== Exercise requirements ==
a) In the post about the Lyndale Tap House opening, what earlier restaurant's space does the new Lyndale Tap House occupy?
b) Continue the post about the Lyndale Tap House opening, starting after its final sentence.

== Passage ==
....
Pinup-Bedecked Lyndale Tap House Opens Tomorrow

I got a press release, reproduced in full below, from Shea, the local restaurant design powerhouse, announcing that the new Lyndale Tap House (in the old J. P.’s American Bistro space on Lyndale off Lake Street) is slated to open tomorrow. Seriously? I thought they were ages away. Well, evidently no. They’re here.

I made a flurry of phone calls trying to reach restaurant principals to find out what the place was really going to be like, but no luck. In my searches, I did find this blog entry by Viva Van Story, the self-described “East Coast’s number one pinup photographer” and these links to her girls-as-beef pics for our new restaurant’s walls… They’re moderately unsafe for work, so be warned: Calamity Amelie and I [Viva Van Story] in Minnesota Shooting on a Farm.

The Shea press release clarifies that the models are Swedish, and were shot at a Clearwater Angus farm.
....
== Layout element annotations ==
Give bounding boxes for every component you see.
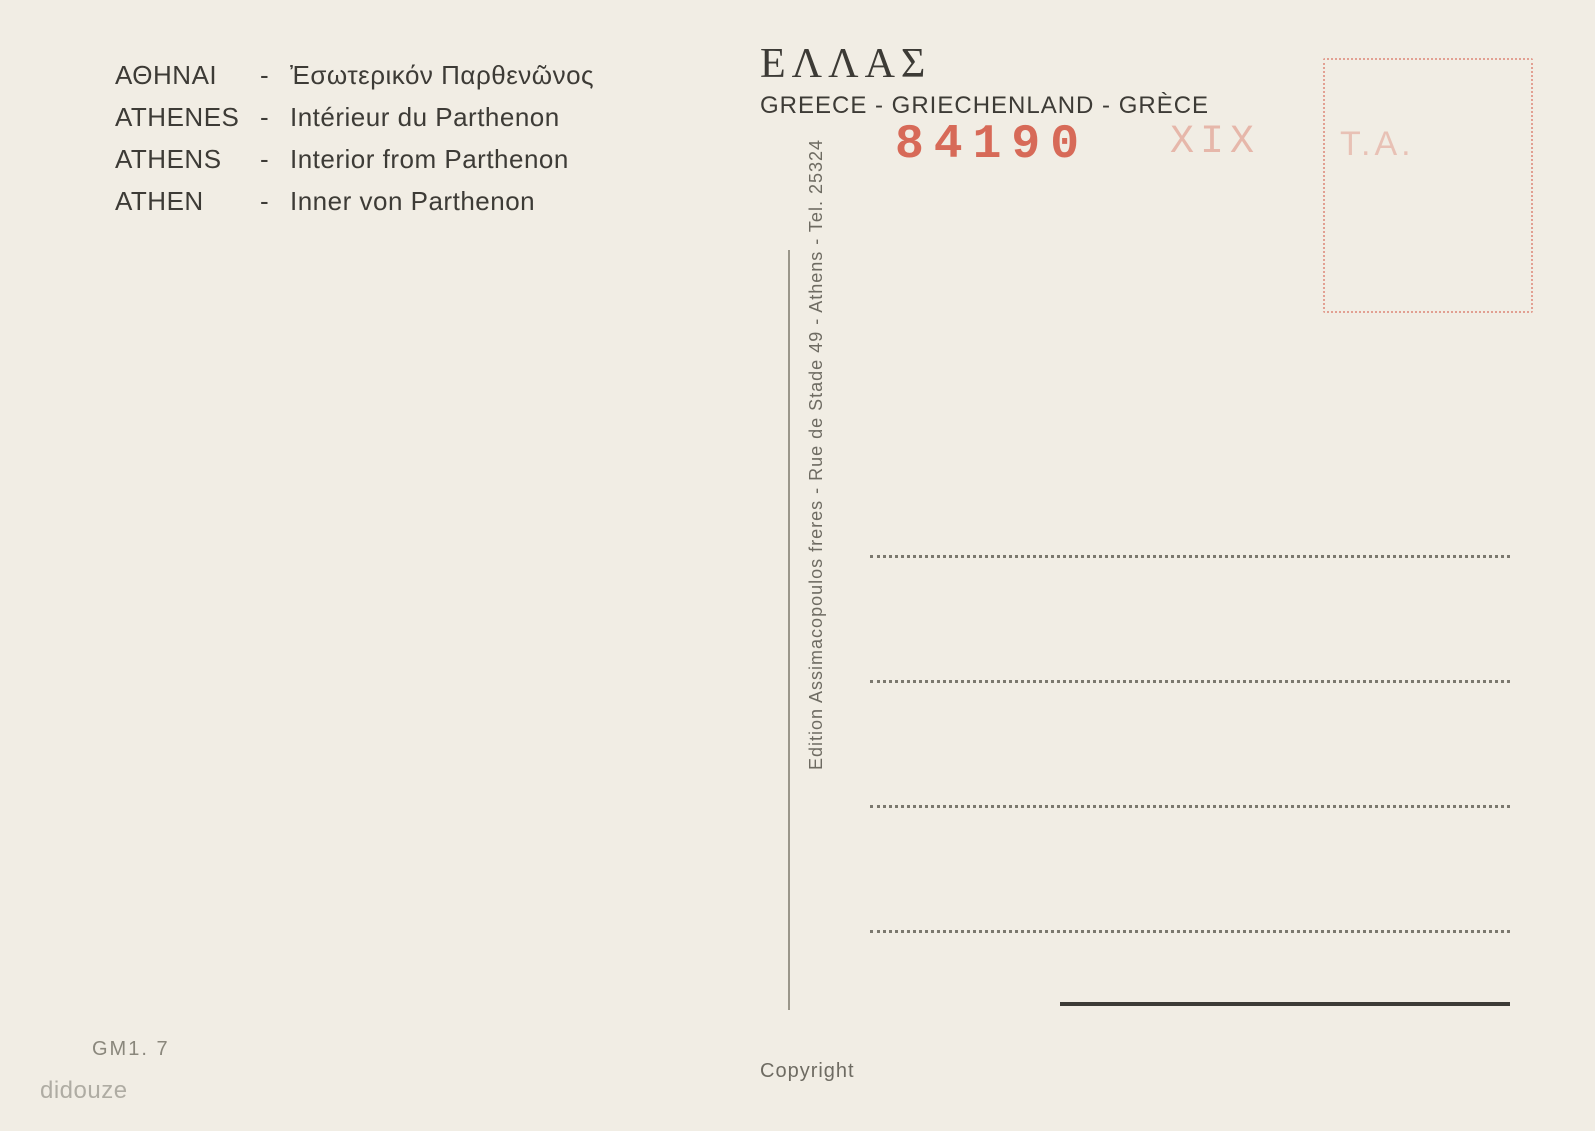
- caption-city: ATHENS: [115, 138, 260, 180]
- seller-watermark: didouze: [40, 1077, 128, 1105]
- country-translations: GREECE - GRIECHENLAND - GRÈCE: [760, 92, 1209, 120]
- reference-code: GM1. 7: [92, 1038, 170, 1061]
- caption-desc: Ἐσωτερικόν Παρθενῶνος: [290, 54, 594, 96]
- caption-block: ΑΘΗΝΑΙ - Ἐσωτερικόν Παρθενῶνος ATHENES -…: [115, 54, 594, 222]
- postmark-number: 84190: [895, 118, 1089, 172]
- postmark-date-faint: ΧIX: [1170, 120, 1260, 165]
- header-center: ΕΛΛΑΣ GREECE - GRIECHENLAND - GRÈCE: [760, 40, 1209, 120]
- address-line-4: [870, 930, 1510, 933]
- stamp-placeholder: [1323, 58, 1533, 313]
- caption-sep: -: [260, 138, 290, 180]
- postcard-back: ΑΘΗΝΑΙ - Ἐσωτερικόν Παρθενῶνος ATHENES -…: [0, 0, 1595, 1131]
- address-line-1: [870, 555, 1510, 558]
- caption-sep: -: [260, 54, 290, 96]
- country-greek: ΕΛΛΑΣ: [760, 40, 1209, 88]
- caption-sep: -: [260, 96, 290, 138]
- caption-row-french: ATHENES - Intérieur du Parthenon: [115, 96, 594, 138]
- caption-desc: Inner von Parthenon: [290, 180, 535, 222]
- copyright-text: Copyright: [760, 1060, 855, 1083]
- publisher-imprint: Edition Assimacopoulos freres - Rue de S…: [806, 139, 827, 770]
- caption-desc: Intérieur du Parthenon: [290, 96, 560, 138]
- caption-desc: Interior from Parthenon: [290, 138, 569, 180]
- caption-row-greek: ΑΘΗΝΑΙ - Ἐσωτερικόν Παρθενῶνος: [115, 54, 594, 96]
- address-line-3: [870, 805, 1510, 808]
- address-line-2: [870, 680, 1510, 683]
- caption-city: ATHENES: [115, 96, 260, 138]
- caption-city: ATHEN: [115, 180, 260, 222]
- center-divider: [788, 250, 790, 1010]
- caption-row-german: ATHEN - Inner von Parthenon: [115, 180, 594, 222]
- address-underline: [1060, 1002, 1510, 1006]
- caption-city: ΑΘΗΝΑΙ: [115, 54, 260, 96]
- caption-row-english: ATHENS - Interior from Parthenon: [115, 138, 594, 180]
- caption-sep: -: [260, 180, 290, 222]
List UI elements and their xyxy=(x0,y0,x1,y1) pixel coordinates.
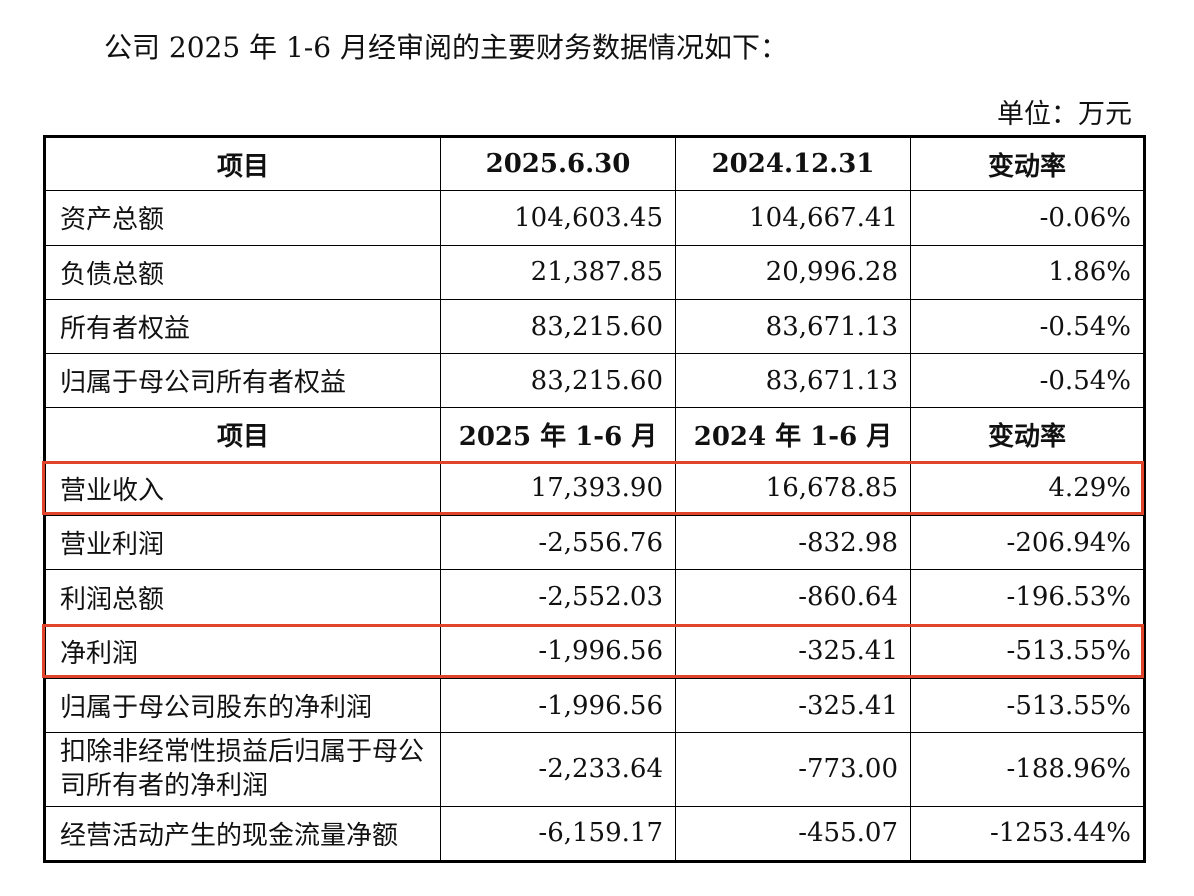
change-rate: -0.54% xyxy=(910,298,1145,355)
value-2024: -832.98 xyxy=(675,515,911,571)
value-2024: 20,996.28 xyxy=(675,244,911,300)
value-2025: -1,996.56 xyxy=(440,677,676,734)
table-row: 扣除非经常性损益后归属于母公司所有者的净利润 -2,233.64 -773.00… xyxy=(44,732,1145,807)
value-2024: -860.64 xyxy=(675,569,911,625)
change-rate: 1.86% xyxy=(910,244,1145,300)
value-2024: 16,678.85 xyxy=(675,460,911,517)
row-label: 净利润 xyxy=(44,623,441,679)
value-2024: -325.41 xyxy=(675,677,911,734)
value-2024: 83,671.13 xyxy=(675,353,911,409)
change-rate: -196.53% xyxy=(910,569,1145,625)
row-label: 归属于母公司股东的净利润 xyxy=(44,677,441,734)
value-2025: -2,552.03 xyxy=(440,569,676,625)
row-label: 负债总额 xyxy=(44,244,441,300)
value-2025: 104,603.45 xyxy=(440,190,676,246)
change-rate: -513.55% xyxy=(910,623,1145,679)
row-label: 经营活动产生的现金流量净额 xyxy=(44,805,441,863)
header-change-rate: 变动率 xyxy=(910,135,1145,192)
change-rate: -513.55% xyxy=(910,677,1145,734)
value-2024: 104,667.41 xyxy=(675,190,911,246)
value-2024: -773.00 xyxy=(675,732,911,807)
table-row: 负债总额 21,387.85 20,996.28 1.86% xyxy=(44,244,1145,300)
value-2024: -325.41 xyxy=(675,623,911,679)
financial-table: 项目 2025.6.30 2024.12.31 变动率 资产总额 104,603… xyxy=(43,135,1146,863)
change-rate: -0.06% xyxy=(910,190,1145,246)
row-label: 利润总额 xyxy=(44,569,441,625)
value-2025: -1,996.56 xyxy=(440,623,676,679)
value-2025: 83,215.60 xyxy=(440,353,676,409)
income-header-row: 项目 2025 年 1-6 月 2024 年 1-6 月 变动率 xyxy=(44,407,1145,462)
balance-header-row: 项目 2025.6.30 2024.12.31 变动率 xyxy=(44,135,1145,192)
intro-text: 公司 2025 年 1-6 月经审阅的主要财务数据情况如下： xyxy=(104,31,788,64)
header-change-rate: 变动率 xyxy=(910,407,1145,462)
row-label: 扣除非经常性损益后归属于母公司所有者的净利润 xyxy=(44,732,441,807)
change-rate: -0.54% xyxy=(910,353,1145,409)
change-rate: -206.94% xyxy=(910,515,1145,571)
change-rate: 4.29% xyxy=(910,460,1145,517)
value-2025: 17,393.90 xyxy=(440,460,676,517)
table-row: 利润总额 -2,552.03 -860.64 -196.53% xyxy=(44,569,1145,625)
value-2025: -2,233.64 xyxy=(440,732,676,807)
value-2025: 21,387.85 xyxy=(440,244,676,300)
header-period-2025: 2025 年 1-6 月 xyxy=(440,407,676,462)
value-2025: -2,556.76 xyxy=(440,515,676,571)
row-label: 营业利润 xyxy=(44,515,441,571)
row-label: 营业收入 xyxy=(44,460,441,517)
header-date-2025: 2025.6.30 xyxy=(440,135,676,192)
value-2024: 83,671.13 xyxy=(675,298,911,355)
unit-label: 单位：万元 xyxy=(997,99,1132,130)
table-row: 归属于母公司所有者权益 83,215.60 83,671.13 -0.54% xyxy=(44,353,1145,409)
value-2024: -455.07 xyxy=(675,805,911,863)
table-row: 所有者权益 83,215.60 83,671.13 -0.54% xyxy=(44,298,1145,355)
table-row: 资产总额 104,603.45 104,667.41 -0.06% xyxy=(44,190,1145,246)
row-label: 资产总额 xyxy=(44,190,441,246)
header-period-2024: 2024 年 1-6 月 xyxy=(675,407,911,462)
change-rate: -1253.44% xyxy=(910,805,1145,863)
value-2025: -6,159.17 xyxy=(440,805,676,863)
row-label: 归属于母公司所有者权益 xyxy=(44,353,441,409)
table-row: 营业收入 17,393.90 16,678.85 4.29% xyxy=(44,460,1145,517)
table-row: 经营活动产生的现金流量净额 -6,159.17 -455.07 -1253.44… xyxy=(44,805,1145,863)
table-row: 归属于母公司股东的净利润 -1,996.56 -325.41 -513.55% xyxy=(44,677,1145,734)
header-date-2024: 2024.12.31 xyxy=(675,135,911,192)
header-item: 项目 xyxy=(44,135,441,192)
row-label: 所有者权益 xyxy=(44,298,441,355)
table-row: 净利润 -1,996.56 -325.41 -513.55% xyxy=(44,623,1145,679)
change-rate: -188.96% xyxy=(910,732,1145,807)
header-item: 项目 xyxy=(44,407,441,462)
table-row: 营业利润 -2,556.76 -832.98 -206.94% xyxy=(44,515,1145,571)
value-2025: 83,215.60 xyxy=(440,298,676,355)
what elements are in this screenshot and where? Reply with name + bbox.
....
== Answers by task ==
a) The old J. P.’s American Bistro space on Lyndale off Lake Street.

b)
I wonder if the work will seem less… (The word I’m trying not to use here is sexist.) Less risque? Less sexy? No, I guess I mean sexist. I wonder if the work will seem less sexist in context?

This is supposed to be a neighborhood bar, but I live in the neighborhood and I’d have an awfully hard time explaining these photos to my neighbors’ kids.

“You see, Vivian, there’s something called the male gaze, and something else called strippers, and a couple more things called patriarchy and pornography. Traditionally, the reading of these images would have been as women as food/property, presented for male consumption. However, a recent intellectual movement in which women claim to be reappropriating sexually stereotypical images for their own control has been raging and… Um, did you want juice or milk?”

I guess we’ll have to see what it’s really like in context. Oak-smoked pit-beef sounds promising, anyway.

The Lyndale Tap House
2937 Lyndale Ave. S., Mpls.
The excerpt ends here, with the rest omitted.